"""

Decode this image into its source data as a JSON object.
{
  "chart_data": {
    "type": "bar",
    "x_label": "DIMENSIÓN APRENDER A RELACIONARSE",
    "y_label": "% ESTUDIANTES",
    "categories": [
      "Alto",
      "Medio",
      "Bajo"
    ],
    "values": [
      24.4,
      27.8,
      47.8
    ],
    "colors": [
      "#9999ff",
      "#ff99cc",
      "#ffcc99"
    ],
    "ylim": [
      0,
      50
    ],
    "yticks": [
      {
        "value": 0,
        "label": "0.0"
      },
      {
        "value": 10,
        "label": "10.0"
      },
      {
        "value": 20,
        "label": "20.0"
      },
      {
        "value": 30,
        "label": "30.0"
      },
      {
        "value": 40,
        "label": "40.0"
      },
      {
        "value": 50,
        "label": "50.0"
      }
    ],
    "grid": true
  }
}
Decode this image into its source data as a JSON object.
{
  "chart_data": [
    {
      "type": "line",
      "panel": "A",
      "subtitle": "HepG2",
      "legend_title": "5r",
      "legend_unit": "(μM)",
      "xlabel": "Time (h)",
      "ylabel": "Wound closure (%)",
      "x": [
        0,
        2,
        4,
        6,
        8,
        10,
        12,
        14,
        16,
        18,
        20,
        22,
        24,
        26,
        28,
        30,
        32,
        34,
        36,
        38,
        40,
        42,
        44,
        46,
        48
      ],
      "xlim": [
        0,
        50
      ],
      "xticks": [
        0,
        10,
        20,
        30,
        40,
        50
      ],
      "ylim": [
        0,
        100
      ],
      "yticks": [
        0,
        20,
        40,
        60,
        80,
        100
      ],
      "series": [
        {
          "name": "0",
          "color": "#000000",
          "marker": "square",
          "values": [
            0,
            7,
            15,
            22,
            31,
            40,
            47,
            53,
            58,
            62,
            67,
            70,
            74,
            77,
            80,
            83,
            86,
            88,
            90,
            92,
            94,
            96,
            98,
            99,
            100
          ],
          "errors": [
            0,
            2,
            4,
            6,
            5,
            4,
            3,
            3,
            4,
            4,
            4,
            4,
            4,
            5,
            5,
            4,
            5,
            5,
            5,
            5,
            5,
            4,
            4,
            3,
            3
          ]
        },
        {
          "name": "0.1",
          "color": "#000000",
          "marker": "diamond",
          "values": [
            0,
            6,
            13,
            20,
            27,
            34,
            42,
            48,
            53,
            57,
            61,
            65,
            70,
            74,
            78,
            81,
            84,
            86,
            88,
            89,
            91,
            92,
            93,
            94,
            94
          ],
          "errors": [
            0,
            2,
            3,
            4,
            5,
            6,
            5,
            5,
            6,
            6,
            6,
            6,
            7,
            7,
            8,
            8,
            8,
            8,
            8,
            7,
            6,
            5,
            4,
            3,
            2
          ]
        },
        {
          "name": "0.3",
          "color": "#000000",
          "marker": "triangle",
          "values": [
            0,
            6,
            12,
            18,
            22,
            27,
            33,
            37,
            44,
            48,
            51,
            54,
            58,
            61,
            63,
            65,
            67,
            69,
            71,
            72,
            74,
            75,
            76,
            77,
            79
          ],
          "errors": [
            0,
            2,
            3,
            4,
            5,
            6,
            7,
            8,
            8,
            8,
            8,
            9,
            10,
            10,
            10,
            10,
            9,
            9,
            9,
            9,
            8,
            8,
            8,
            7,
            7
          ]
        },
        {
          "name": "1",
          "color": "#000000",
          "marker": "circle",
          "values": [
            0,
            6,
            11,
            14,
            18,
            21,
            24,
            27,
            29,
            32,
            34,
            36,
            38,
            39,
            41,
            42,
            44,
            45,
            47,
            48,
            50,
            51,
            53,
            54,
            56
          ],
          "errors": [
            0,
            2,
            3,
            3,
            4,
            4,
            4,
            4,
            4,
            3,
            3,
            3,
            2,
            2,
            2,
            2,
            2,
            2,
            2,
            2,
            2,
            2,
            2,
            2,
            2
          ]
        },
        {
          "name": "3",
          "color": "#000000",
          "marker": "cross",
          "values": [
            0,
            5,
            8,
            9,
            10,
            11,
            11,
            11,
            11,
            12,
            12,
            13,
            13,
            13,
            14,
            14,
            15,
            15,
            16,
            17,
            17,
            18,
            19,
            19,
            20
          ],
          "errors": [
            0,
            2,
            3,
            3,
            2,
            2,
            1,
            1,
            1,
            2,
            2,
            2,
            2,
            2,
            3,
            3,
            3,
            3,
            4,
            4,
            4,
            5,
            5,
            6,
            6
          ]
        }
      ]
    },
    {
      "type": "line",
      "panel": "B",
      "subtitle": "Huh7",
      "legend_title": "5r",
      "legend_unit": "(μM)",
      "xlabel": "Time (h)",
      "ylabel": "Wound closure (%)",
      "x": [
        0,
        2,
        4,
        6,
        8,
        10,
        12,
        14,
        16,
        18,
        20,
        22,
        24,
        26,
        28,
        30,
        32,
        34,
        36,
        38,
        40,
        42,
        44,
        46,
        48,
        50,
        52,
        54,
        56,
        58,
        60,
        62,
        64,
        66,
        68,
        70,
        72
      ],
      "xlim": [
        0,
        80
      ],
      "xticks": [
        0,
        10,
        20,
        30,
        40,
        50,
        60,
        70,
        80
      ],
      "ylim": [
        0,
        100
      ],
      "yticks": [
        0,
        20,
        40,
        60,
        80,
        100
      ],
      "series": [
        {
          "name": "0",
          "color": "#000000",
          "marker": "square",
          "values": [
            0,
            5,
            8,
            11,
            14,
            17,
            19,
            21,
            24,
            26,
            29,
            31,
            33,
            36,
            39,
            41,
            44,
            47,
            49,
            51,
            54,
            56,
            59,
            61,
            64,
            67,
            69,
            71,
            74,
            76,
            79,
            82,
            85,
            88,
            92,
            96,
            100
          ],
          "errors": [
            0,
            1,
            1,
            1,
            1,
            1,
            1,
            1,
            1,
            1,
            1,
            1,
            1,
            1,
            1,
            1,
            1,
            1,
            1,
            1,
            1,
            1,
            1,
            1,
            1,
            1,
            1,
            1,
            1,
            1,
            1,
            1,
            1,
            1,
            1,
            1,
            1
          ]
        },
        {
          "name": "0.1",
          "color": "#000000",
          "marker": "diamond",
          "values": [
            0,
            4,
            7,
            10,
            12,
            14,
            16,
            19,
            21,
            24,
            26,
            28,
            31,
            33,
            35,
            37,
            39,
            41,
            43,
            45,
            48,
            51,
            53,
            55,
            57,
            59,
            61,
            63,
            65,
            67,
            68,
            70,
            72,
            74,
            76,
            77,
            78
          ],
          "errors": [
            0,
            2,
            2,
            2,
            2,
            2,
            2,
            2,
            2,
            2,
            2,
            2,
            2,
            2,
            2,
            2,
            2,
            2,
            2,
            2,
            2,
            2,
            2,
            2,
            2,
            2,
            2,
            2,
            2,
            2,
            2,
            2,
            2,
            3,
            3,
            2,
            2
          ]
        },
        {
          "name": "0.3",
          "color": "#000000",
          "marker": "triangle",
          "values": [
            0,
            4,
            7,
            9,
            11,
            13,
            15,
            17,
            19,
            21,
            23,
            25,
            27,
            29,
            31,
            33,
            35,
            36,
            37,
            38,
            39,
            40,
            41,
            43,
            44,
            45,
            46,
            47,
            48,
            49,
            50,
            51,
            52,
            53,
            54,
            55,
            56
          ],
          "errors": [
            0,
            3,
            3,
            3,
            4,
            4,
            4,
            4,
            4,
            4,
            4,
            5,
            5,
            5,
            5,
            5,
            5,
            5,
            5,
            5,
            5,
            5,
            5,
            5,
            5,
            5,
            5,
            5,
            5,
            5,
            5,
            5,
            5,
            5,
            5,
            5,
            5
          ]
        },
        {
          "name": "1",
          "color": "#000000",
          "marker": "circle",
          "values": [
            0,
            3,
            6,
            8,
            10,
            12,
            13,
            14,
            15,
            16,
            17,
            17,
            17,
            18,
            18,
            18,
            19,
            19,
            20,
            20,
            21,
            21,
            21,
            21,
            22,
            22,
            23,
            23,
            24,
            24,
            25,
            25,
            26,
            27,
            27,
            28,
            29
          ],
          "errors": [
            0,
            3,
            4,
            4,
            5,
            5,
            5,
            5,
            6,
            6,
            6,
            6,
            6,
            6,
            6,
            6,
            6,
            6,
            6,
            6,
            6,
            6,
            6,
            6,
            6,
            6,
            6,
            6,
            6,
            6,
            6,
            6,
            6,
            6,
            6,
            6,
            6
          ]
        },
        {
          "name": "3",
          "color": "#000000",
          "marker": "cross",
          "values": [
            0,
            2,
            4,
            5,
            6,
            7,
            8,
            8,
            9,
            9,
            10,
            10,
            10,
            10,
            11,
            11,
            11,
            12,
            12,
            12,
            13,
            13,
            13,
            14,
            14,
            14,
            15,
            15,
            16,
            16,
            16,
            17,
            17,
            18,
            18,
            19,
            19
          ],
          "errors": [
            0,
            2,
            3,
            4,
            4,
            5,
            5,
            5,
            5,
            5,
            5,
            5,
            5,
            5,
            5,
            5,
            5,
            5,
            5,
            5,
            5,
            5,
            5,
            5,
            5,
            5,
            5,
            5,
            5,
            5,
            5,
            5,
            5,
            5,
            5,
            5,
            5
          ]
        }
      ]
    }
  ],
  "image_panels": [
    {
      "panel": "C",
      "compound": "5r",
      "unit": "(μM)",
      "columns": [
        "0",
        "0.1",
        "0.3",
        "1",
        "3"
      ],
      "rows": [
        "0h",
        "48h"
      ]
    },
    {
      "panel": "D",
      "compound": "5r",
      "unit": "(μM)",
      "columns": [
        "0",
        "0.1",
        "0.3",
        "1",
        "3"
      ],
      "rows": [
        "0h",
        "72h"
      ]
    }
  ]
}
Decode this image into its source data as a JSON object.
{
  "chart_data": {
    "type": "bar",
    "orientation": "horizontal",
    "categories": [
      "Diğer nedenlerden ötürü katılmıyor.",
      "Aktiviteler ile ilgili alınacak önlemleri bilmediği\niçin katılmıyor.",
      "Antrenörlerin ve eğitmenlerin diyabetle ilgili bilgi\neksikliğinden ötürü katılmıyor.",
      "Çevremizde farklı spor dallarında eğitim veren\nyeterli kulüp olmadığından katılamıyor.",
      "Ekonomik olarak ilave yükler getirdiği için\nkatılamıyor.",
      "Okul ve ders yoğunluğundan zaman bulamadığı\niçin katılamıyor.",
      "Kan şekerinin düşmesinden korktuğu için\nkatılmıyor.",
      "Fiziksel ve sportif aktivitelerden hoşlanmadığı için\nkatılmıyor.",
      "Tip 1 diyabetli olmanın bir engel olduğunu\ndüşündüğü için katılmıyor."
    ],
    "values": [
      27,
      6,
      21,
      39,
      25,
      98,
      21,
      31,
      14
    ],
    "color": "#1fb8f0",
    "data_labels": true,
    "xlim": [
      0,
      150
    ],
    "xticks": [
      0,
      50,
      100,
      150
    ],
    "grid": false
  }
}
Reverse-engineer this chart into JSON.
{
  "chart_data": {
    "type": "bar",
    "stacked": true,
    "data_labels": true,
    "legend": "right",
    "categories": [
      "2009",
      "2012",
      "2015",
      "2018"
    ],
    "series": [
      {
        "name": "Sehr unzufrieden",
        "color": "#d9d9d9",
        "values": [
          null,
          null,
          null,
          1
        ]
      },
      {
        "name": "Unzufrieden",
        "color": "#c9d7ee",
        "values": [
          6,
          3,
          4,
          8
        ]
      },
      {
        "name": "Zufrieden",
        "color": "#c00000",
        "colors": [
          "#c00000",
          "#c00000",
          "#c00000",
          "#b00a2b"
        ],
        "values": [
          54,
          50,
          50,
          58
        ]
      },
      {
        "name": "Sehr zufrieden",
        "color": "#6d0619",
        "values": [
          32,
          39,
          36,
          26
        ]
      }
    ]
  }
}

"""

Task details
Give again only the lines starting at the one that contains "Reverse-engineer this chart into JSON." and running to the end of the data.

The output
Reverse-engineer this chart into JSON.
{
  "chart_data": {
    "type": "bar",
    "stacked": true,
    "data_labels": true,
    "legend": "right",
    "categories": [
      "2009",
      "2012",
      "2015",
      "2018"
    ],
    "series": [
      {
        "name": "Sehr unzufrieden",
        "color": "#d9d9d9",
        "values": [
          null,
          null,
          null,
          1
        ]
      },
      {
        "name": "Unzufrieden",
        "color": "#c9d7ee",
        "values": [
          6,
          3,
          4,
          8
        ]
      },
      {
        "name": "Zufrieden",
        "color": "#c00000",
        "colors": [
          "#c00000",
          "#c00000",
          "#c00000",
          "#b00a2b"
        ],
        "values": [
          54,
          50,
          50,
          58
        ]
      },
      {
        "name": "Sehr zufrieden",
        "color": "#6d0619",
        "values": [
          32,
          39,
          36,
          26
        ]
      }
    ]
  }
}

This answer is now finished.